For each line of the data below that holds "content", copy the line.

-- Entries provided start --

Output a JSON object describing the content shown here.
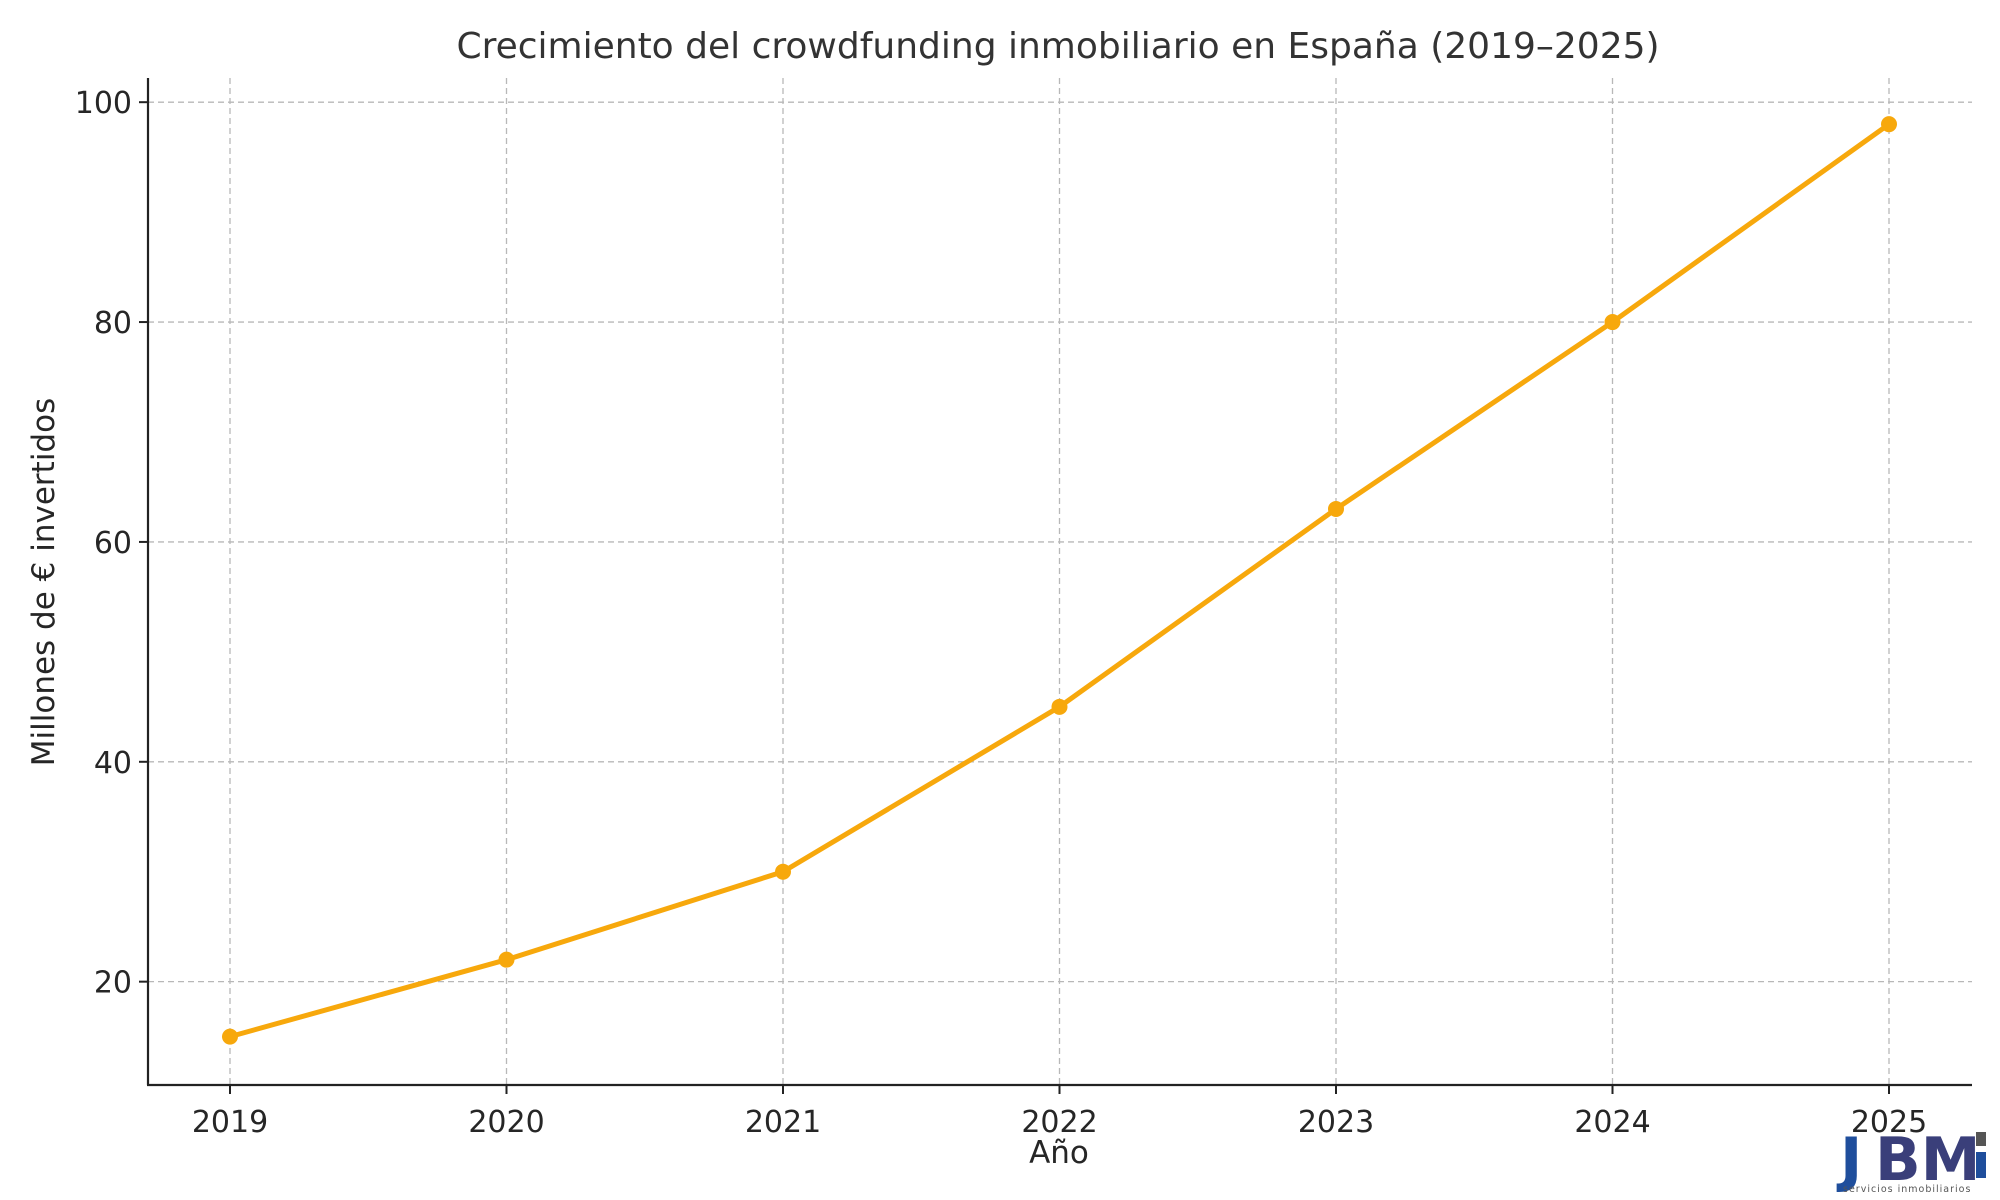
{
  "chart_data": {
    "type": "line",
    "title": "Crecimiento del crowdfunding inmobiliario en España (2019–2025)",
    "xlabel": "Año",
    "ylabel": "Millones de € invertidos",
    "x": [
      "2019",
      "2020",
      "2021",
      "2022",
      "2023",
      "2024",
      "2025"
    ],
    "series": [
      {
        "values": [
          15,
          22,
          30,
          45,
          63,
          80,
          98
        ],
        "color": "#f7a80c"
      }
    ],
    "y_ticks": [
      20,
      40,
      60,
      80,
      100
    ],
    "ylim": [
      10.6,
      102.2
    ],
    "grid": true,
    "markers": true
  },
  "logo": {
    "text_j": "J",
    "text_bm": "BM",
    "subtitle": "servicios inmobiliarios",
    "color_j": "#1f4e9c",
    "color_b": "#5a5a5a",
    "color_m": "#2b2f7a"
  }
}
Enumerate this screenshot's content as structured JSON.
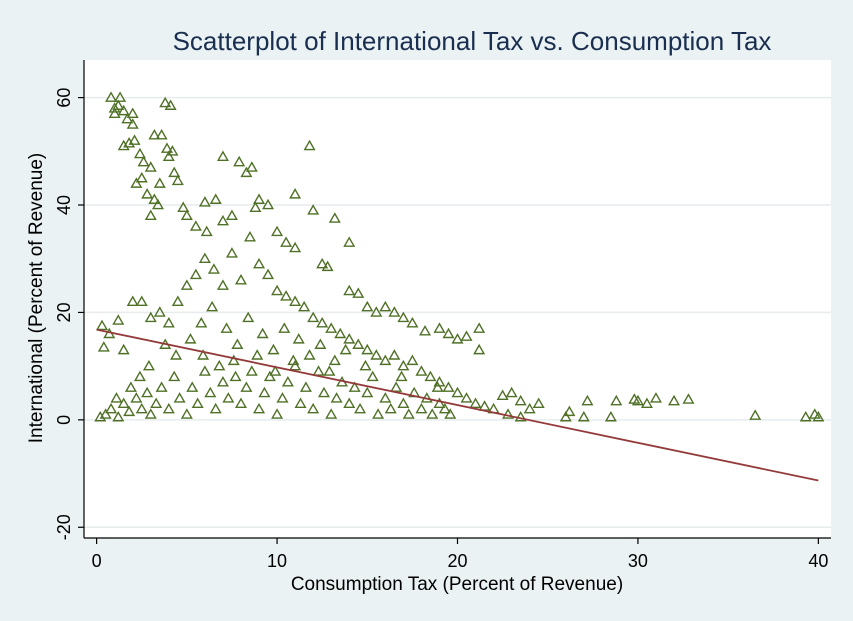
{
  "chart_data": {
    "type": "scatter",
    "title": "Scatterplot of International Tax vs. Consumption Tax",
    "xlabel": "Consumption Tax (Percent of Revenue)",
    "ylabel": "International (Percent of Revenue)",
    "xlim": [
      -0.7,
      40.7
    ],
    "ylim": [
      -22,
      67
    ],
    "xticks": [
      0,
      10,
      20,
      30,
      40
    ],
    "yticks": [
      -20,
      0,
      20,
      40,
      60
    ],
    "grid": "horizontal",
    "marker": "hollow-triangle",
    "colors": {
      "background": "#eaf2f3",
      "plot_background": "#ffffff",
      "points": "#4f7026",
      "fit_line": "#943a3a",
      "grid": "#e6ecee",
      "title": "#1a2e4f"
    },
    "series": [
      {
        "values": [
          [
            0.3,
            17.5
          ],
          [
            0.8,
            60
          ],
          [
            1.0,
            58
          ],
          [
            1.2,
            58.5
          ],
          [
            1.3,
            60
          ],
          [
            1.5,
            57.5
          ],
          [
            1.0,
            57
          ],
          [
            1.7,
            56
          ],
          [
            2.0,
            57
          ],
          [
            2.0,
            55
          ],
          [
            1.5,
            51
          ],
          [
            1.8,
            51.5
          ],
          [
            2.1,
            52
          ],
          [
            2.4,
            49.5
          ],
          [
            2.6,
            48
          ],
          [
            3.0,
            47
          ],
          [
            3.2,
            53
          ],
          [
            3.6,
            53
          ],
          [
            3.8,
            59
          ],
          [
            4.1,
            58.5
          ],
          [
            3.9,
            50.5
          ],
          [
            4.2,
            50
          ],
          [
            4.0,
            49
          ],
          [
            4.3,
            46
          ],
          [
            2.5,
            45
          ],
          [
            2.2,
            44
          ],
          [
            3.5,
            44
          ],
          [
            4.5,
            44.5
          ],
          [
            2.8,
            42
          ],
          [
            3.2,
            41
          ],
          [
            3.4,
            40
          ],
          [
            4.8,
            39.5
          ],
          [
            3.0,
            38
          ],
          [
            5.0,
            38
          ],
          [
            5.5,
            36
          ],
          [
            6.0,
            40.5
          ],
          [
            6.6,
            41
          ],
          [
            6.1,
            35
          ],
          [
            7.0,
            37
          ],
          [
            7.5,
            38
          ],
          [
            7.0,
            49
          ],
          [
            7.9,
            48
          ],
          [
            8.3,
            46
          ],
          [
            8.6,
            47
          ],
          [
            9.0,
            41
          ],
          [
            8.8,
            39.5
          ],
          [
            9.5,
            40
          ],
          [
            10.0,
            35
          ],
          [
            10.5,
            33
          ],
          [
            11.0,
            32
          ],
          [
            11.0,
            42
          ],
          [
            11.8,
            51
          ],
          [
            12.0,
            39
          ],
          [
            13.2,
            37.5
          ],
          [
            14.0,
            33
          ],
          [
            12.5,
            29
          ],
          [
            12.8,
            28.5
          ],
          [
            14.0,
            24
          ],
          [
            14.5,
            23.5
          ],
          [
            15.0,
            21
          ],
          [
            15.5,
            20
          ],
          [
            16.0,
            21
          ],
          [
            16.5,
            20
          ],
          [
            17.0,
            19
          ],
          [
            17.5,
            18
          ],
          [
            18.2,
            16.5
          ],
          [
            19.0,
            17
          ],
          [
            19.5,
            16
          ],
          [
            20.0,
            15
          ],
          [
            20.5,
            15.5
          ],
          [
            21.2,
            17
          ],
          [
            21.2,
            13
          ],
          [
            0.4,
            13.5
          ],
          [
            0.7,
            16
          ],
          [
            1.2,
            18.5
          ],
          [
            1.5,
            13
          ],
          [
            2.0,
            22
          ],
          [
            2.5,
            22
          ],
          [
            3.0,
            19
          ],
          [
            3.5,
            20
          ],
          [
            4.0,
            18
          ],
          [
            4.5,
            22
          ],
          [
            5.0,
            25
          ],
          [
            5.5,
            27
          ],
          [
            6.0,
            30
          ],
          [
            6.5,
            28
          ],
          [
            7.0,
            25
          ],
          [
            7.5,
            31
          ],
          [
            8.0,
            26
          ],
          [
            8.5,
            34
          ],
          [
            9.0,
            29
          ],
          [
            9.5,
            27
          ],
          [
            10.0,
            24
          ],
          [
            10.5,
            23
          ],
          [
            11.0,
            22
          ],
          [
            11.5,
            21
          ],
          [
            12.0,
            19
          ],
          [
            12.5,
            18
          ],
          [
            13.0,
            17
          ],
          [
            13.5,
            16
          ],
          [
            14.0,
            15
          ],
          [
            14.5,
            14
          ],
          [
            15.0,
            13
          ],
          [
            15.5,
            12
          ],
          [
            16.0,
            11
          ],
          [
            16.5,
            12
          ],
          [
            17.0,
            10
          ],
          [
            17.5,
            11
          ],
          [
            18.0,
            9
          ],
          [
            18.5,
            8
          ],
          [
            19.0,
            7
          ],
          [
            19.5,
            6
          ],
          [
            20.0,
            5
          ],
          [
            20.5,
            4
          ],
          [
            21.0,
            3
          ],
          [
            21.5,
            2.5
          ],
          [
            22.0,
            2
          ],
          [
            22.5,
            4.5
          ],
          [
            23.0,
            5
          ],
          [
            23.5,
            3.5
          ],
          [
            24.0,
            2
          ],
          [
            24.5,
            3
          ],
          [
            22.8,
            1
          ],
          [
            23.5,
            0.5
          ],
          [
            26.0,
            0.5
          ],
          [
            26.2,
            1.5
          ],
          [
            27.0,
            0.5
          ],
          [
            27.2,
            3.5
          ],
          [
            28.5,
            0.5
          ],
          [
            28.8,
            3.5
          ],
          [
            29.8,
            3.8
          ],
          [
            30.0,
            3.5
          ],
          [
            30.5,
            3
          ],
          [
            31.0,
            4
          ],
          [
            32.0,
            3.5
          ],
          [
            32.8,
            3.8
          ],
          [
            36.5,
            0.8
          ],
          [
            39.3,
            0.5
          ],
          [
            39.8,
            1
          ],
          [
            40.0,
            0.5
          ],
          [
            0.2,
            0.5
          ],
          [
            0.5,
            1
          ],
          [
            0.8,
            2
          ],
          [
            1.2,
            0.5
          ],
          [
            1.5,
            3
          ],
          [
            1.8,
            1.5
          ],
          [
            2.2,
            4
          ],
          [
            2.5,
            2
          ],
          [
            2.8,
            5
          ],
          [
            3.0,
            1
          ],
          [
            3.3,
            3
          ],
          [
            3.6,
            6
          ],
          [
            4.0,
            2
          ],
          [
            4.3,
            8
          ],
          [
            4.6,
            4
          ],
          [
            5.0,
            1
          ],
          [
            5.3,
            6
          ],
          [
            5.6,
            3
          ],
          [
            6.0,
            9
          ],
          [
            6.3,
            5
          ],
          [
            6.6,
            2
          ],
          [
            7.0,
            7
          ],
          [
            7.3,
            4
          ],
          [
            7.6,
            11
          ],
          [
            8.0,
            3
          ],
          [
            8.3,
            6
          ],
          [
            8.6,
            9
          ],
          [
            9.0,
            2
          ],
          [
            9.3,
            5
          ],
          [
            9.6,
            8
          ],
          [
            10.0,
            1
          ],
          [
            10.3,
            4
          ],
          [
            10.6,
            7
          ],
          [
            11.0,
            10
          ],
          [
            11.3,
            3
          ],
          [
            11.6,
            6
          ],
          [
            12.0,
            2
          ],
          [
            12.3,
            9
          ],
          [
            12.6,
            5
          ],
          [
            13.0,
            1
          ],
          [
            13.3,
            4
          ],
          [
            13.6,
            7
          ],
          [
            14.0,
            3
          ],
          [
            14.3,
            6
          ],
          [
            14.6,
            2
          ],
          [
            15.0,
            5
          ],
          [
            15.3,
            8
          ],
          [
            15.6,
            1
          ],
          [
            16.0,
            4
          ],
          [
            16.3,
            2
          ],
          [
            16.6,
            6
          ],
          [
            17.0,
            3
          ],
          [
            17.3,
            1
          ],
          [
            17.6,
            5
          ],
          [
            18.0,
            2
          ],
          [
            18.3,
            4
          ],
          [
            18.6,
            1
          ],
          [
            19.0,
            3
          ],
          [
            19.3,
            2
          ],
          [
            19.6,
            1
          ],
          [
            5.2,
            15
          ],
          [
            5.8,
            18
          ],
          [
            6.4,
            21
          ],
          [
            7.2,
            17
          ],
          [
            7.8,
            14
          ],
          [
            8.4,
            19
          ],
          [
            9.2,
            16
          ],
          [
            9.8,
            13
          ],
          [
            10.4,
            17
          ],
          [
            11.2,
            15
          ],
          [
            11.8,
            12
          ],
          [
            12.4,
            14
          ],
          [
            13.2,
            11
          ],
          [
            13.8,
            13
          ],
          [
            4.4,
            12
          ],
          [
            3.8,
            14
          ],
          [
            2.9,
            10
          ],
          [
            2.4,
            8
          ],
          [
            1.9,
            6
          ],
          [
            1.1,
            4
          ],
          [
            5.9,
            12
          ],
          [
            6.8,
            10
          ],
          [
            7.7,
            8
          ],
          [
            8.9,
            12
          ],
          [
            9.9,
            9
          ],
          [
            10.9,
            11
          ],
          [
            12.9,
            9
          ],
          [
            14.9,
            10
          ],
          [
            16.9,
            8
          ],
          [
            18.9,
            6
          ]
        ]
      }
    ],
    "fit_line": [
      [
        0,
        16.8
      ],
      [
        40,
        -11.3
      ]
    ]
  }
}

-- Entries provided end --

Response:
Output a JSON object describing the content shown here.
Enumerate this screenshot's content as structured JSON.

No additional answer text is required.